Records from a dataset
------------------------------------------------------------
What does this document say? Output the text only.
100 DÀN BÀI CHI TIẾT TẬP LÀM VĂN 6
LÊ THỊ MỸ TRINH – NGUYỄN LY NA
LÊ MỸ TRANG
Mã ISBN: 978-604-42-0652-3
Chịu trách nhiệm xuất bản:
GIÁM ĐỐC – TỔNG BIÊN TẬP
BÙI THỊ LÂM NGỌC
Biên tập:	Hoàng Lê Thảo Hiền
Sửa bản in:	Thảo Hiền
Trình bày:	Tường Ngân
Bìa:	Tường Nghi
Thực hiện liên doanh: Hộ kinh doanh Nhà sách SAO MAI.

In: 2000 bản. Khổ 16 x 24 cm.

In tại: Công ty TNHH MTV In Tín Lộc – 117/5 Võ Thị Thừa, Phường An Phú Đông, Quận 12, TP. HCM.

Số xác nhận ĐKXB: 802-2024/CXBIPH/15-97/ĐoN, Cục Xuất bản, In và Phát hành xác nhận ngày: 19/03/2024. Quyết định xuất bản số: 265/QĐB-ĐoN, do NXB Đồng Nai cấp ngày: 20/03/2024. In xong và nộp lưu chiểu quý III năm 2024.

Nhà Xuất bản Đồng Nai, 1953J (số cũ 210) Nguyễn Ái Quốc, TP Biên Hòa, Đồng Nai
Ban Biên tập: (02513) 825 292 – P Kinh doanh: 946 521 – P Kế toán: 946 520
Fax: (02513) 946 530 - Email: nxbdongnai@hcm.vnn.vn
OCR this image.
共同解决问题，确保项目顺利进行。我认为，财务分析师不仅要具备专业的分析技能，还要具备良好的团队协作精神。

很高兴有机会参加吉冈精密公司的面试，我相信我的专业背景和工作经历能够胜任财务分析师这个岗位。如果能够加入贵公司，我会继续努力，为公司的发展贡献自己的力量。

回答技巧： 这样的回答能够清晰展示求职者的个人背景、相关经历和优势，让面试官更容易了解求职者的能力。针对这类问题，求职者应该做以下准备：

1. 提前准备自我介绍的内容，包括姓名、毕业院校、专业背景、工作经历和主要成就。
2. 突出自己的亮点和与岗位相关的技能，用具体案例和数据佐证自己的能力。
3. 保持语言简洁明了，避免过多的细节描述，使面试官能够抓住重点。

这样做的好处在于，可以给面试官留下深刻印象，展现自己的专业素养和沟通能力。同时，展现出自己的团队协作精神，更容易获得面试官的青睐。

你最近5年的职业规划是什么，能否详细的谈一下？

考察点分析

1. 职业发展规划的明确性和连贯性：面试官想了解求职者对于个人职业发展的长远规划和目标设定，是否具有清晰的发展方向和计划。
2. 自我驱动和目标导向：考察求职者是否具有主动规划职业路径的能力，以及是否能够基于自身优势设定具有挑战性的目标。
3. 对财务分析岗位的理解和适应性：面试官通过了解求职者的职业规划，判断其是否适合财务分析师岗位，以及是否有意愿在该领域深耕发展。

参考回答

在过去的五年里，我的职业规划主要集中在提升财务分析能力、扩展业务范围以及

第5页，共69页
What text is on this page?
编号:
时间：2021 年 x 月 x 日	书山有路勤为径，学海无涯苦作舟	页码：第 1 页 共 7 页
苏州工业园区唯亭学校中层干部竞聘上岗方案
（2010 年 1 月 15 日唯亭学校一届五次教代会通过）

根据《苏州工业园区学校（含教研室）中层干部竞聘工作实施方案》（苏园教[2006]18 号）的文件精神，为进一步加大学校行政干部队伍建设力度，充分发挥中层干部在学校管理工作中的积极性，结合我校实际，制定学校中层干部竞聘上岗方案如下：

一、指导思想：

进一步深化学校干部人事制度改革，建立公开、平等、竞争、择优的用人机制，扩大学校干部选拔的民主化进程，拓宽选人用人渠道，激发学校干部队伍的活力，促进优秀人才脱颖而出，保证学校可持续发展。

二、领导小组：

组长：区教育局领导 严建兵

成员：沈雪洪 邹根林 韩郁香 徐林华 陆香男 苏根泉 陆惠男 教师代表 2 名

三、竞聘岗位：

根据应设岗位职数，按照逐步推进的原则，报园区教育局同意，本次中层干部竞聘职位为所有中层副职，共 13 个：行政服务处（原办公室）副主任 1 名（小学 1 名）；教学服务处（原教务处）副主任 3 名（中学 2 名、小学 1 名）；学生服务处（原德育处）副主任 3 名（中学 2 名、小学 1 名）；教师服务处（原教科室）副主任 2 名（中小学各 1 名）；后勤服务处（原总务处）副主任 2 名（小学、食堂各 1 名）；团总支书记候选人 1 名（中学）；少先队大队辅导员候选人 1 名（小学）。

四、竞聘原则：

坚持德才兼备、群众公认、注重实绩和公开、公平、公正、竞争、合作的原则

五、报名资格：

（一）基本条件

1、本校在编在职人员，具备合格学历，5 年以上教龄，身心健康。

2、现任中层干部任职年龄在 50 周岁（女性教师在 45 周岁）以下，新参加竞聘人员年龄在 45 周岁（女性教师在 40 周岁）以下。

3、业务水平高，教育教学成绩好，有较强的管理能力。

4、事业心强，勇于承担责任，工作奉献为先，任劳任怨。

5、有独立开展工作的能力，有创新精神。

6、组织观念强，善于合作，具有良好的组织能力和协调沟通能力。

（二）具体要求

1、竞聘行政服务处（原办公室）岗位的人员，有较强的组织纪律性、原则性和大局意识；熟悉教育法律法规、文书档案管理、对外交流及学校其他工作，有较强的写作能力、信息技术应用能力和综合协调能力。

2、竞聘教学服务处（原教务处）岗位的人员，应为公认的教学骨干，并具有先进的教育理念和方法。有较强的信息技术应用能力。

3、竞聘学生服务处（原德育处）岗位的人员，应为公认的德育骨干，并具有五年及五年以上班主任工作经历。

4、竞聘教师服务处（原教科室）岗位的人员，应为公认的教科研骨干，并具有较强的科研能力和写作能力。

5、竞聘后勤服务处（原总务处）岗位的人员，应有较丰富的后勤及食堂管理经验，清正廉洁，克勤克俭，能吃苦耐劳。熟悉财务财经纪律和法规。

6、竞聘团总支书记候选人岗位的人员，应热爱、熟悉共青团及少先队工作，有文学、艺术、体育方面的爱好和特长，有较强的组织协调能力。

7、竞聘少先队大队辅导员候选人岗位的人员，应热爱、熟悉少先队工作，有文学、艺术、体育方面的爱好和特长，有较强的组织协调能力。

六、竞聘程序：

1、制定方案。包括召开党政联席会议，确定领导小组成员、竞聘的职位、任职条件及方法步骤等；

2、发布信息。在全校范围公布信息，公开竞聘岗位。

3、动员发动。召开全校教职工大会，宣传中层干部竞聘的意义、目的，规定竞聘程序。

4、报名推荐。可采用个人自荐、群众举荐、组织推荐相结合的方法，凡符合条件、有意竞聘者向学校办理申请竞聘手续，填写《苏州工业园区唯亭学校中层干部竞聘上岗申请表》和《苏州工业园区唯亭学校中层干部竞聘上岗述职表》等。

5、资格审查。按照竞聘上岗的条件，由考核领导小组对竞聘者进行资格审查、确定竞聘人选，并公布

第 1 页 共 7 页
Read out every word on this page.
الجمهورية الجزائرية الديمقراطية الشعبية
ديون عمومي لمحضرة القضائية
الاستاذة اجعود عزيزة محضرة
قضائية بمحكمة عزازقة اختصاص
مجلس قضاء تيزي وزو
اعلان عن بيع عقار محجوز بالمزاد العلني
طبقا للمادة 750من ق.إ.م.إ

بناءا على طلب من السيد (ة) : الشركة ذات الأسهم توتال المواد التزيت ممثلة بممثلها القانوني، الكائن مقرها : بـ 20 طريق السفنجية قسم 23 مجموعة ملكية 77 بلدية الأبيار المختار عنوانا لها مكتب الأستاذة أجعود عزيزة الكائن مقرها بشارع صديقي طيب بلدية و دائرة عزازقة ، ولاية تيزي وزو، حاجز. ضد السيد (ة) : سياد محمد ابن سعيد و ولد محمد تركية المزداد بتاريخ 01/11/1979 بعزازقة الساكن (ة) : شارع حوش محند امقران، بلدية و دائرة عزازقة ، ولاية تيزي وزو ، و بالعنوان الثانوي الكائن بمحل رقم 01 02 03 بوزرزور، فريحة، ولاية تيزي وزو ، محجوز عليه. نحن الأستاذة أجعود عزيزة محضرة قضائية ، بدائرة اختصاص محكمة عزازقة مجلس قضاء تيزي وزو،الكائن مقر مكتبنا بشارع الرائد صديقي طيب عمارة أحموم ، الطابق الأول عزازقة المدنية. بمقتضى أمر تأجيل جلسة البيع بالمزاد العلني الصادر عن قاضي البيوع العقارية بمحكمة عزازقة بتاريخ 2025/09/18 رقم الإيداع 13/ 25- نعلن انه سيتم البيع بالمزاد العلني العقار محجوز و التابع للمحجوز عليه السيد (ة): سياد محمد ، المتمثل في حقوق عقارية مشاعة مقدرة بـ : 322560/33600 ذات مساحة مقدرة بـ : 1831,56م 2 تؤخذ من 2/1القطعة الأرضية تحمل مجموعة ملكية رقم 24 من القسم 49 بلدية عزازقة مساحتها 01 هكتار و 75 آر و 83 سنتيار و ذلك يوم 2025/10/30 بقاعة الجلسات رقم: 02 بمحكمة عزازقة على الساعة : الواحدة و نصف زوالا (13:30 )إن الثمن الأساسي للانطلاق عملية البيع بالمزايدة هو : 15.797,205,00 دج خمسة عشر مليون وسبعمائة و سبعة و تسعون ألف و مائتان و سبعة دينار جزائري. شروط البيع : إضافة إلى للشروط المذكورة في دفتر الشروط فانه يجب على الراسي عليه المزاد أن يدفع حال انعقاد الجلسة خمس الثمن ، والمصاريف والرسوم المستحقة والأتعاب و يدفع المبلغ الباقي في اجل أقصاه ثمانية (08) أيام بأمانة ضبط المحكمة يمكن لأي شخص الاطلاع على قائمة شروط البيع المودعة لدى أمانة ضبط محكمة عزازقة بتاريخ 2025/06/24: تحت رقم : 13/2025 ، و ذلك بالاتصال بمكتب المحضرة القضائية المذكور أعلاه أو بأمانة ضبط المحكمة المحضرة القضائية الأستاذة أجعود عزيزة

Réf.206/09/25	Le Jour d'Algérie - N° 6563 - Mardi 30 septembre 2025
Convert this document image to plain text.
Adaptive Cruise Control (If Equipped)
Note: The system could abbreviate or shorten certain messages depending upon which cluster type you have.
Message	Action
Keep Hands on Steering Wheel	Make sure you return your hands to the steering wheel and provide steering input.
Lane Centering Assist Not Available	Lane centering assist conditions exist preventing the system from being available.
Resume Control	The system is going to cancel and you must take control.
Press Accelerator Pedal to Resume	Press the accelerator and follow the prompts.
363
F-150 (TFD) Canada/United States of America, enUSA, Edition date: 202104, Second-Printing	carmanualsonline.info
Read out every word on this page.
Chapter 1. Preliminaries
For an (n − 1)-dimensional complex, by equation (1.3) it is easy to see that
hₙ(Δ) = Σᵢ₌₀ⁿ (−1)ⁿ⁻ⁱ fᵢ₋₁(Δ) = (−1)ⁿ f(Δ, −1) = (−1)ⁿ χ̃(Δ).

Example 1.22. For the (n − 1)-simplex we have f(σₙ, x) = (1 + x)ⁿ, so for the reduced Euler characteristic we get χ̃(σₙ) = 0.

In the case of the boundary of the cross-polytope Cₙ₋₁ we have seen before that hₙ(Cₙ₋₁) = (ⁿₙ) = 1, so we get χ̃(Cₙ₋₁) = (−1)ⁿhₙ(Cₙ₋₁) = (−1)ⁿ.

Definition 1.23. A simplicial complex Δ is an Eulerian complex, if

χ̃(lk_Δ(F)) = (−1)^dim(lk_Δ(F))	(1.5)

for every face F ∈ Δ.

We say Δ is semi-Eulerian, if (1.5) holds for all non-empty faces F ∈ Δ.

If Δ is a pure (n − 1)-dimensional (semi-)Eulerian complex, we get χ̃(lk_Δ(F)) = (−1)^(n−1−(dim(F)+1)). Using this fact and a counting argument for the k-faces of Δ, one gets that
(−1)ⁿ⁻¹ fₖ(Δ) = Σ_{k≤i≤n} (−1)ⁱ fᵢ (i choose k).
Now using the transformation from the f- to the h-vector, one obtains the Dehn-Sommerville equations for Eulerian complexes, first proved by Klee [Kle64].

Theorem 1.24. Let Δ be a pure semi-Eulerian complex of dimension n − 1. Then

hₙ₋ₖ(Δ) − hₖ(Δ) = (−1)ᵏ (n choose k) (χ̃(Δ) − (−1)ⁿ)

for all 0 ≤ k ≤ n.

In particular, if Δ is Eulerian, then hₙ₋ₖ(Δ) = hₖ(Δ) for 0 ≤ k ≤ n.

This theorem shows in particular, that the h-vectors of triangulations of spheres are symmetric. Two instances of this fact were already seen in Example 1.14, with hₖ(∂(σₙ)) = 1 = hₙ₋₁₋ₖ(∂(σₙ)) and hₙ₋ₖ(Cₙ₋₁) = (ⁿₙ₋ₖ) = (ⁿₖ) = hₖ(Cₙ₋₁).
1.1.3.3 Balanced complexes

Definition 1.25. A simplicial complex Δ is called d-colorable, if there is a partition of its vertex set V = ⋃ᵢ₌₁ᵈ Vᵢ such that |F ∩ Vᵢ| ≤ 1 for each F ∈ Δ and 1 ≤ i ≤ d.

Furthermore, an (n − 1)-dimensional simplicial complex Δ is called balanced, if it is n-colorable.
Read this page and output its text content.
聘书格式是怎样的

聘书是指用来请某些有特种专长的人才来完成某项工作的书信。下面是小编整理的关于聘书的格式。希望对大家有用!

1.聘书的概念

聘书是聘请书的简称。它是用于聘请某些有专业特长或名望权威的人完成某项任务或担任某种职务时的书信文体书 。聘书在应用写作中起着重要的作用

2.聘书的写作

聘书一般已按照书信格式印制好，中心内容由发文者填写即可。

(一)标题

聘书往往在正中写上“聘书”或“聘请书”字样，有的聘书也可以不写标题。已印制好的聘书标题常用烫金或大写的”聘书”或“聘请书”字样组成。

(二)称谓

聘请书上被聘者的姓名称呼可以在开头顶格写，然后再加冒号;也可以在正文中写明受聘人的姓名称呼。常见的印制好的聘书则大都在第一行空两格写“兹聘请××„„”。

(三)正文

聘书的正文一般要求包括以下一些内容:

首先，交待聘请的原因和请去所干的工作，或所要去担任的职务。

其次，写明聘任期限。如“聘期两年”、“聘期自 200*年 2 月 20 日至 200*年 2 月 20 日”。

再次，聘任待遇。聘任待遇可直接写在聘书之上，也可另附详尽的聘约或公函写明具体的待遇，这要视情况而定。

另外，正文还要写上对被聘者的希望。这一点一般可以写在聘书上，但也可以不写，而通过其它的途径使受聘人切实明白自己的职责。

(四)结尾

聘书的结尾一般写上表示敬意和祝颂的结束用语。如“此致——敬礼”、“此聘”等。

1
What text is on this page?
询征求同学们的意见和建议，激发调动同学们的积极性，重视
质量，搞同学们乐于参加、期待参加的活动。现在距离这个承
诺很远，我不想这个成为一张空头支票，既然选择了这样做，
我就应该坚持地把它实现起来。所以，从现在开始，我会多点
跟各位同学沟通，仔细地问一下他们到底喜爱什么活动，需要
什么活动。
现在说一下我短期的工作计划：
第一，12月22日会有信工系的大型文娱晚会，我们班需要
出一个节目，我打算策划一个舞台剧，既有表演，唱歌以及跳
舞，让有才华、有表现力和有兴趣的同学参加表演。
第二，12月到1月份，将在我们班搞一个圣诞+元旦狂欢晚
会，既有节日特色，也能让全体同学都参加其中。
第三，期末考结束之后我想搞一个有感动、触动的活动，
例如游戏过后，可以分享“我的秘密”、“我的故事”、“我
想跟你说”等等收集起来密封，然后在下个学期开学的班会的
------------------------------------------------------------
▶ Work required
Look above for lines with the word "fact" and copy them all.

▶ Full answer
If Δ is a pure (n − 1)-dimensional (semi-)Eulerian complex, we get χ̃(lk_Δ(F)) = (−1)^(n−1−(dim(F)+1)). Using this fact and a counting argument for the k-faces of Δ, one gets that
This theorem shows in particular, that the h-vectors of triangulations of spheres are symmetric. Two instances of this fact were already seen in Example 1.14, with hₖ(∂(σₙ)) = 1 = hₙ₋₁₋ₖ(∂(σₙ)) and hₙ₋ₖ(Cₙ₋₁) = (ⁿₙ₋ₖ) = (ⁿₖ) = hₖ(Cₙ₋₁).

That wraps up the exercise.